Records from a data source:
-=-=-
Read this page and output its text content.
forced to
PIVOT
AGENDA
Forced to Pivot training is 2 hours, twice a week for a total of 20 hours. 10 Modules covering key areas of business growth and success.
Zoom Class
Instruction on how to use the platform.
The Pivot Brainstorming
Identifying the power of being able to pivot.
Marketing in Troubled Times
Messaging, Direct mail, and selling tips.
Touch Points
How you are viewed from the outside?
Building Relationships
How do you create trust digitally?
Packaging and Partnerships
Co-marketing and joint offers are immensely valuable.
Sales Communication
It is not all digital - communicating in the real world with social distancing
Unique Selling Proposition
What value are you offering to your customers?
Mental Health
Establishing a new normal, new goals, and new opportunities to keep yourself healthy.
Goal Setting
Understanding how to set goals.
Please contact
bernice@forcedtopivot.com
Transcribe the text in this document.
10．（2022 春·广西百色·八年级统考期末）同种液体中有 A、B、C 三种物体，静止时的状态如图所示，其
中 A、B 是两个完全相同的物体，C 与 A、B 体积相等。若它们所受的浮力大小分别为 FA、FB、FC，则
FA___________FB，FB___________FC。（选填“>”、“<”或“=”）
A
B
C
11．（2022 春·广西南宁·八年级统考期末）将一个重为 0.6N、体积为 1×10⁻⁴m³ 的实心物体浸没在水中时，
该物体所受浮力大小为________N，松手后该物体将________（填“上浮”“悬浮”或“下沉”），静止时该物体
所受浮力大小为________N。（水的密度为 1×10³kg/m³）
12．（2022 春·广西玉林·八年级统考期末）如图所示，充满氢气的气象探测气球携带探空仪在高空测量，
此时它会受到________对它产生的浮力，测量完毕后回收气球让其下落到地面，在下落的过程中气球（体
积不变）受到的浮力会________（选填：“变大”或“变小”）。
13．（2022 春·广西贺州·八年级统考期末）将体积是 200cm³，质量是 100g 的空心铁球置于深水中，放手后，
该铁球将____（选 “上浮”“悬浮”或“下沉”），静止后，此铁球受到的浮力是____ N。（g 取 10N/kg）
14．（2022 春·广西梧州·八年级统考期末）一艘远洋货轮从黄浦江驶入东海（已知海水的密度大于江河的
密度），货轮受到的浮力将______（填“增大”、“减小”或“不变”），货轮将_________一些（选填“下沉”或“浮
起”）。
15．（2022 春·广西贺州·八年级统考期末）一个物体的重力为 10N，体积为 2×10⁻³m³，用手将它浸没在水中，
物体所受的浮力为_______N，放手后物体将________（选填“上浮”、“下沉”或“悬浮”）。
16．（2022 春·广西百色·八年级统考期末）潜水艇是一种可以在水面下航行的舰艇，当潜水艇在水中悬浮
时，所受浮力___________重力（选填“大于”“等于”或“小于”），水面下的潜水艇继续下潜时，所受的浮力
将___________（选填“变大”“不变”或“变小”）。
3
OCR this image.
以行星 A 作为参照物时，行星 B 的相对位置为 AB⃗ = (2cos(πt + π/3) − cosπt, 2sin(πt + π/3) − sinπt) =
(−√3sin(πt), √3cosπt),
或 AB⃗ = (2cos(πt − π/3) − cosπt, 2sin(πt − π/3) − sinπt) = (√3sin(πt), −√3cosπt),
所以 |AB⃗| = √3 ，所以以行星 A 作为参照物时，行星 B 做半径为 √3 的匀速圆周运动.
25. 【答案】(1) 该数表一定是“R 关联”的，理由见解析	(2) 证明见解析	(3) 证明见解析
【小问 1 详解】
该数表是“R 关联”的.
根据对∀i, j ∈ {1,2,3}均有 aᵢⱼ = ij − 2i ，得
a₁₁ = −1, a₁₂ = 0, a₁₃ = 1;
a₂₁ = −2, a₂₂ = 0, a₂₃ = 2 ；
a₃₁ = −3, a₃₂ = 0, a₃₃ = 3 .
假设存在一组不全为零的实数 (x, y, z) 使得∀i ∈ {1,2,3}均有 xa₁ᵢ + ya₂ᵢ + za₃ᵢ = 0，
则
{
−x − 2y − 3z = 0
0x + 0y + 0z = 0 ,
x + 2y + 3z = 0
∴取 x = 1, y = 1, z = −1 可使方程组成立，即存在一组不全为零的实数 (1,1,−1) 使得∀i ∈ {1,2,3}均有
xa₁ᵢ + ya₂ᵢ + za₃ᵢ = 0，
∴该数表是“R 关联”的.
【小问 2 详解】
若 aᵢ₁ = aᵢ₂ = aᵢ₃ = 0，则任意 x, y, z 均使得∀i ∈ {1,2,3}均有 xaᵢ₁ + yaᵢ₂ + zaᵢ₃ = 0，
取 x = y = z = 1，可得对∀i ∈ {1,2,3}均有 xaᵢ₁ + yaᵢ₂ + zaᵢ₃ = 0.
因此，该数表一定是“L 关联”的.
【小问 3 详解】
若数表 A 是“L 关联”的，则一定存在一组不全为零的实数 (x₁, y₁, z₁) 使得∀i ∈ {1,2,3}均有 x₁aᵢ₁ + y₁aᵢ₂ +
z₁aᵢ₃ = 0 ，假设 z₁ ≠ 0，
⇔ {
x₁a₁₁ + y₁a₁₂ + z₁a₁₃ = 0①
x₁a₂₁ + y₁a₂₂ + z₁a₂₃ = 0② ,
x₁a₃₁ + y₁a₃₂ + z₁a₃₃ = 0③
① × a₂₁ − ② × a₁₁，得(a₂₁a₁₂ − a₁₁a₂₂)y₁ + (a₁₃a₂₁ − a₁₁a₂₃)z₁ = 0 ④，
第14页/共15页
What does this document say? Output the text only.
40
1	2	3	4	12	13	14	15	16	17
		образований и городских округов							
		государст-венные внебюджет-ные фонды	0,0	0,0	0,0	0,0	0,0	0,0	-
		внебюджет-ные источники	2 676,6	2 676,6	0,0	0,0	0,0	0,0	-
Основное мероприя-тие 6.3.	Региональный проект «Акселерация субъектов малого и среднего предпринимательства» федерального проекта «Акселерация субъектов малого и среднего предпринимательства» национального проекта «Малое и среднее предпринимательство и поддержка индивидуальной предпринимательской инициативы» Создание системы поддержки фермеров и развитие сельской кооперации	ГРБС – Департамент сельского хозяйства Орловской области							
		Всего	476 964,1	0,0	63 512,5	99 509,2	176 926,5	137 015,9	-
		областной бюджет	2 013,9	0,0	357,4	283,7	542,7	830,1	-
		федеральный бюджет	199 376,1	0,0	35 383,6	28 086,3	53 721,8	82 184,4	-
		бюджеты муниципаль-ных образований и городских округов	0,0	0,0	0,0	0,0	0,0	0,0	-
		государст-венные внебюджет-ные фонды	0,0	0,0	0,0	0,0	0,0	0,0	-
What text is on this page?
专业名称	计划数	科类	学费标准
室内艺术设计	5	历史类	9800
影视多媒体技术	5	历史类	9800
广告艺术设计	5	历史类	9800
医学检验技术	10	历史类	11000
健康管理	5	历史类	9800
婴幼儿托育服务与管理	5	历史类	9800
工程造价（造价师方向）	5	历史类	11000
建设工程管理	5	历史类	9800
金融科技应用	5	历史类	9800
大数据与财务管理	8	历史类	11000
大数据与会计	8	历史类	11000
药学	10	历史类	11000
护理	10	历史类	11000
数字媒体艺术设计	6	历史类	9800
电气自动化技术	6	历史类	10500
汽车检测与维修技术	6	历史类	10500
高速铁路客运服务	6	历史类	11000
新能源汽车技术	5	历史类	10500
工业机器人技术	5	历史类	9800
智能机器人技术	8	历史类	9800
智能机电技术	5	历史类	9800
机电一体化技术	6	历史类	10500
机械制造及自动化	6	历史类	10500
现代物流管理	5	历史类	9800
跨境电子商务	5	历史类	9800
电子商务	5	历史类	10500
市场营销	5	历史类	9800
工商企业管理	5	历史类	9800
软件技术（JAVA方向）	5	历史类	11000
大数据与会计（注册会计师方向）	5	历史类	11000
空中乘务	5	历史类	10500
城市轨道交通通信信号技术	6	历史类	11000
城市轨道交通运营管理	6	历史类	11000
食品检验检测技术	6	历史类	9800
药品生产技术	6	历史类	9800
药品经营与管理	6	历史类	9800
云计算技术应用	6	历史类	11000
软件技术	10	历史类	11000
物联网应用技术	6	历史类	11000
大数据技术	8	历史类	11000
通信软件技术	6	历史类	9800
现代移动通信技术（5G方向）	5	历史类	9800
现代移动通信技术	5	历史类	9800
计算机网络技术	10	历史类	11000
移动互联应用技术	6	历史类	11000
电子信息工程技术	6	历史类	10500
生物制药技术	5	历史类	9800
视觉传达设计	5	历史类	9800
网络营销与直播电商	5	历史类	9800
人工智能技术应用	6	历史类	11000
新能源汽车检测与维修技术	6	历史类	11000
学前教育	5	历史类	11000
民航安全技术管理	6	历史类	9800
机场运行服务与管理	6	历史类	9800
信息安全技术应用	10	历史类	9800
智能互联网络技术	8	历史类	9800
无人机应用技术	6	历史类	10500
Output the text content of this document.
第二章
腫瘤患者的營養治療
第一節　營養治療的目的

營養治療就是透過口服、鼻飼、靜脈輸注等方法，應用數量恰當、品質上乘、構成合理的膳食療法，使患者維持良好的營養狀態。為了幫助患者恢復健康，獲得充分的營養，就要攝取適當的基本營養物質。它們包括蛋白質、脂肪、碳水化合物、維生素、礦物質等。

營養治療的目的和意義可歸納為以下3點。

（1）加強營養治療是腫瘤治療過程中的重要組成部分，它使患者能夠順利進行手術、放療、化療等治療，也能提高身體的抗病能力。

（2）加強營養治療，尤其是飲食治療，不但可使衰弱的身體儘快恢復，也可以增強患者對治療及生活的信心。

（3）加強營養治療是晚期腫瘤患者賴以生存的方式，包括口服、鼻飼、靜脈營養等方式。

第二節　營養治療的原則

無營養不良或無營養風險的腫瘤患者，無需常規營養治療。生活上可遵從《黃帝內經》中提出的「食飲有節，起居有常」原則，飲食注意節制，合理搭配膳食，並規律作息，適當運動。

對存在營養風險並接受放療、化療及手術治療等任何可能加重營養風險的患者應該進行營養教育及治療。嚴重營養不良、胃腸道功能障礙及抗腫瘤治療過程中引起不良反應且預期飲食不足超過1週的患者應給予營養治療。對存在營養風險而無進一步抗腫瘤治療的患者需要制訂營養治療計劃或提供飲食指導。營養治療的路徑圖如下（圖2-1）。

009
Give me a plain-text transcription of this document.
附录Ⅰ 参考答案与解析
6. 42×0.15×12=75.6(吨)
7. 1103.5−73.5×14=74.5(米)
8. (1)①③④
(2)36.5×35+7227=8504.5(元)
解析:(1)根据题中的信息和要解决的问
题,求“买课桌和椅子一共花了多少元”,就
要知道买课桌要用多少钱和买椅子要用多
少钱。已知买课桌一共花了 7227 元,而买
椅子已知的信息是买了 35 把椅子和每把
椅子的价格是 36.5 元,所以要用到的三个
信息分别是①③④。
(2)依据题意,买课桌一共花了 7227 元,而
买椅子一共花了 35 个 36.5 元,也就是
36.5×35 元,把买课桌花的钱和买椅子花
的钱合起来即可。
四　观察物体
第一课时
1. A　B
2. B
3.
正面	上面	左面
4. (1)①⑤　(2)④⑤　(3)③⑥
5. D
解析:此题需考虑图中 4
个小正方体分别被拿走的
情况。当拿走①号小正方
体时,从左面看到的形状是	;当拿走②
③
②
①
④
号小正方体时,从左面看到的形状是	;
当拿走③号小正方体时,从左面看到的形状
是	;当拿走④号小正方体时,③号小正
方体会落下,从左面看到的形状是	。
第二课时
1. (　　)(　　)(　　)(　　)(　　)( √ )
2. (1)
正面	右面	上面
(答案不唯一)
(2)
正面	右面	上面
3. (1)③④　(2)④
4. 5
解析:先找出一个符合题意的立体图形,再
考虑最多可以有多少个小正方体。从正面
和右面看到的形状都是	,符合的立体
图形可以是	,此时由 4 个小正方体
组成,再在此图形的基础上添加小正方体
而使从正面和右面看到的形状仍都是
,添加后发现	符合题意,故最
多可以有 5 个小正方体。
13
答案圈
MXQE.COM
-=-=-
- **Goal of the exercise**
Return only those lines of the records that contain the string "document".

- **Exercise output**
Transcribe the text in this document.
What does this document say? Output the text only.
Output the text content of this document.
Give me a plain-text transcription of this document.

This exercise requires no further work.